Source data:
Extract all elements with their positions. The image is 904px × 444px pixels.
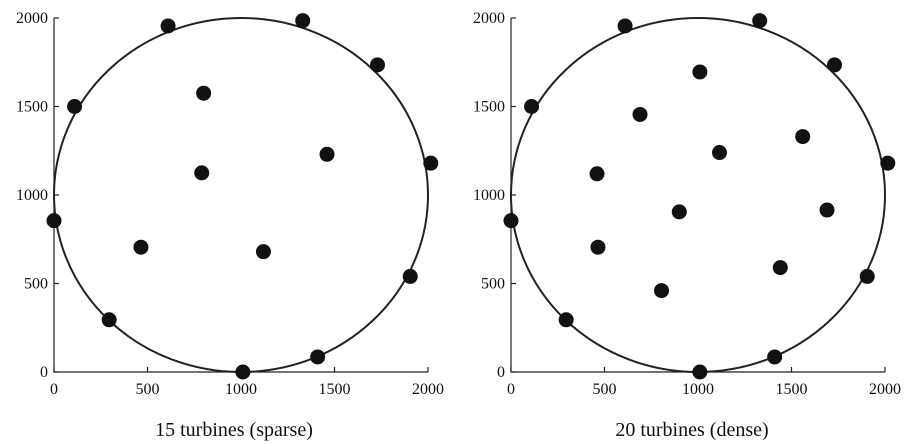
turbine-point-16 bbox=[671, 204, 687, 220]
turbine-point-9 bbox=[310, 349, 326, 365]
y-tick-label: 2000 bbox=[473, 10, 505, 27]
turbine-point-13 bbox=[194, 165, 210, 181]
turbine-point-11 bbox=[692, 64, 708, 80]
turbine-point-10 bbox=[692, 364, 708, 380]
panel-caption: 20 turbines (dense) bbox=[615, 419, 768, 441]
turbine-point-19 bbox=[772, 260, 788, 276]
y-tick-label: 2000 bbox=[16, 10, 48, 27]
y-tick-label: 0 bbox=[497, 364, 505, 381]
y-tick-label: 0 bbox=[40, 364, 48, 381]
turbine-point-8 bbox=[101, 312, 117, 328]
turbine-point-2 bbox=[295, 13, 311, 29]
x-tick-label: 1000 bbox=[682, 381, 714, 398]
turbine-point-4 bbox=[67, 99, 83, 114]
turbine-point-12 bbox=[632, 106, 648, 122]
turbine-point-9 bbox=[767, 349, 783, 365]
turbine-point-18 bbox=[590, 239, 606, 255]
panel-caption: 15 turbines (sparse) bbox=[155, 419, 313, 441]
y-tick-label: 500 bbox=[481, 276, 505, 293]
turbine-point-3 bbox=[370, 57, 386, 73]
turbine-point-11 bbox=[196, 85, 212, 101]
turbine-point-14 bbox=[133, 239, 149, 255]
turbine-point-8 bbox=[558, 312, 574, 328]
turbine-point-7 bbox=[859, 268, 875, 284]
x-tick-label: 2000 bbox=[869, 381, 901, 398]
turbine-point-1 bbox=[617, 18, 633, 34]
x-tick-label: 1500 bbox=[319, 381, 351, 398]
turbine-point-6 bbox=[46, 213, 62, 229]
turbine-point-17 bbox=[819, 202, 835, 218]
turbine-point-2 bbox=[752, 13, 768, 29]
x-tick-label: 0 bbox=[507, 381, 515, 398]
turbine-point-12 bbox=[319, 146, 335, 162]
y-tick-label: 1500 bbox=[16, 99, 48, 116]
turbine-point-5 bbox=[423, 155, 439, 171]
y-tick-label: 1500 bbox=[473, 99, 505, 116]
y-tick-label: 1000 bbox=[16, 187, 48, 204]
turbine-point-6 bbox=[503, 213, 519, 229]
turbine-point-15 bbox=[589, 166, 605, 182]
turbine-point-1 bbox=[160, 18, 176, 34]
x-tick-label: 1000 bbox=[225, 381, 257, 398]
turbine-point-5 bbox=[880, 155, 896, 171]
x-tick-label: 500 bbox=[136, 381, 160, 398]
turbine-point-4 bbox=[524, 99, 540, 114]
y-tick-label: 1000 bbox=[473, 187, 505, 204]
turbine-point-7 bbox=[402, 268, 418, 284]
turbine-point-13 bbox=[795, 129, 811, 145]
turbine-point-3 bbox=[827, 57, 843, 73]
x-tick-label: 500 bbox=[593, 381, 617, 398]
x-tick-label: 0 bbox=[50, 381, 58, 398]
chart-panel-2: 0 500 1000 1500 2000 0 500 1000 1500 2000 20 turbi… bbox=[473, 10, 901, 441]
chart-panel-1: 0 500 1000 1500 2000 0 500 1000 1500 2000 15 turbi… bbox=[16, 10, 444, 441]
x-tick-label: 1500 bbox=[776, 381, 808, 398]
turbine-point-15 bbox=[255, 244, 271, 260]
turbine-point-10 bbox=[235, 364, 251, 380]
turbine-point-14 bbox=[712, 145, 728, 161]
x-tick-label: 2000 bbox=[412, 381, 444, 398]
y-tick-label: 500 bbox=[24, 276, 48, 293]
turbine-point-20 bbox=[654, 283, 670, 299]
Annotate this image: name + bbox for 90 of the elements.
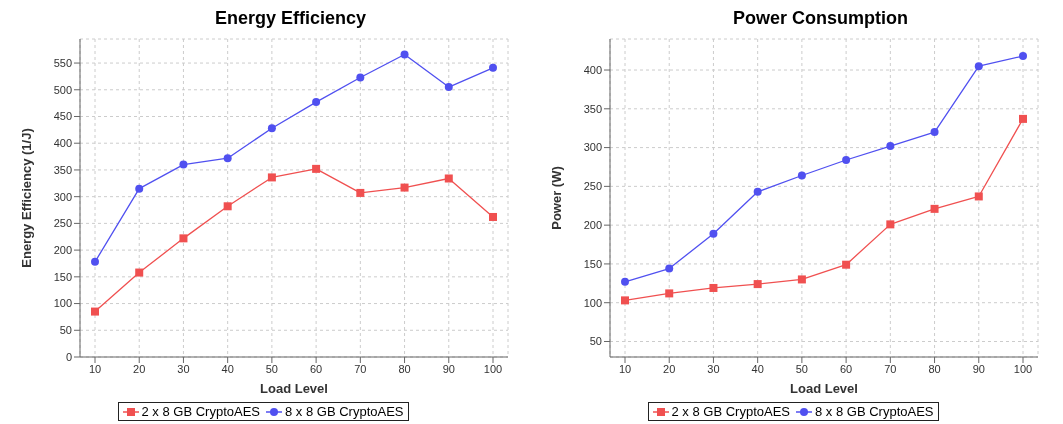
- point: [621, 296, 629, 305]
- y-tick-label: 50: [589, 335, 602, 348]
- point: [312, 164, 321, 173]
- point: [930, 128, 939, 137]
- y-tick-label: 50: [59, 324, 72, 337]
- x-tick-label: 60: [839, 362, 853, 375]
- point: [1019, 114, 1027, 123]
- point: [886, 220, 895, 229]
- chart-title: Energy Efficiency: [213, 8, 368, 30]
- y-tick-label: 400: [53, 137, 72, 150]
- point: [665, 289, 674, 298]
- x-tick-label: 30: [177, 362, 190, 375]
- x-tick-label: 50: [795, 362, 809, 375]
- y-tick-label: 200: [583, 219, 602, 232]
- point: [489, 63, 497, 72]
- y-tick-label: 100: [53, 297, 72, 310]
- point: [356, 188, 365, 197]
- y-axis-title: Energy Efficiency (1/J): [18, 128, 34, 268]
- point: [709, 229, 718, 238]
- point: [489, 212, 497, 221]
- point: [886, 142, 895, 151]
- legend-label: 8 x 8 GB CryptoAES: [814, 404, 934, 419]
- y-tick-label: 450: [53, 110, 72, 123]
- point: [267, 173, 276, 182]
- point: [135, 268, 144, 277]
- point: [444, 83, 453, 92]
- y-tick-label: 150: [53, 270, 72, 283]
- point: [91, 307, 99, 316]
- point: [356, 73, 365, 82]
- y-tick-label: 250: [53, 217, 72, 230]
- point: [179, 234, 188, 243]
- chart-title: Power Consumption: [732, 8, 909, 30]
- x-tick-label: 10: [88, 362, 102, 375]
- x-tick-label: 70: [354, 362, 367, 375]
- x-tick-label: 30: [707, 362, 720, 375]
- point: [400, 50, 409, 59]
- point: [400, 183, 409, 192]
- point: [842, 156, 851, 164]
- point: [974, 62, 983, 71]
- x-tick-label: 100: [1013, 362, 1033, 375]
- point: [444, 174, 453, 183]
- x-tick-label: 80: [928, 362, 941, 375]
- x-tick-label: 10: [618, 362, 632, 375]
- y-axis-title: Power (W): [548, 166, 564, 230]
- point: [135, 184, 144, 193]
- point: [223, 154, 232, 163]
- x-tick-label: 40: [751, 362, 764, 375]
- x-tick-label: 90: [442, 362, 455, 375]
- point: [974, 192, 983, 201]
- point: [797, 275, 806, 284]
- point: [665, 264, 674, 273]
- legend-label: 2 x 8 GB CryptoAES: [670, 404, 790, 419]
- y-tick-label: 150: [583, 257, 602, 270]
- y-tick-label: 300: [53, 190, 72, 203]
- point: [753, 280, 762, 289]
- x-axis-title: Load Level: [260, 381, 328, 396]
- y-tick-label: 400: [583, 63, 602, 76]
- point: [179, 160, 188, 169]
- y-tick-label: 350: [53, 163, 72, 176]
- y-tick-label: 500: [53, 83, 72, 96]
- x-tick-label: 90: [972, 362, 985, 375]
- point: [709, 283, 718, 292]
- x-axis-title: Load Level: [790, 381, 858, 396]
- y-tick-label: 550: [53, 56, 72, 69]
- y-tick-label: 100: [583, 296, 602, 309]
- point: [223, 202, 232, 211]
- legend-label: 8 x 8 GB CryptoAES: [284, 404, 404, 419]
- y-tick-label: 250: [583, 180, 602, 193]
- x-tick-label: 20: [133, 362, 146, 375]
- x-tick-label: 40: [221, 362, 234, 375]
- x-tick-label: 70: [884, 362, 897, 375]
- x-tick-label: 20: [663, 362, 676, 375]
- point: [797, 171, 806, 180]
- y-tick-label: 350: [583, 102, 602, 115]
- point: [930, 204, 939, 213]
- legend-label: 2 x 8 GB CryptoAES: [140, 404, 260, 419]
- x-tick-label: 50: [265, 362, 279, 375]
- y-tick-label: 300: [583, 141, 602, 154]
- point: [312, 98, 321, 107]
- x-tick-label: 80: [398, 362, 411, 375]
- y-tick-label: 0: [65, 350, 72, 363]
- point: [1019, 52, 1027, 61]
- point: [91, 257, 99, 266]
- y-tick-label: 200: [53, 244, 72, 257]
- point: [621, 277, 629, 286]
- point: [753, 187, 762, 196]
- x-tick-label: 60: [309, 362, 323, 375]
- point: [267, 124, 276, 133]
- point: [842, 260, 851, 269]
- x-tick-label: 100: [483, 362, 503, 375]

Exercise goal: Please select every line in the entries above that contains the word "Efficiency", matching case exactly.

Answer for this exercise:
- chart-title: Energy Efficiency: [213, 8, 368, 30]
- y-axis-title: Energy Efficiency (1/J): [18, 128, 34, 268]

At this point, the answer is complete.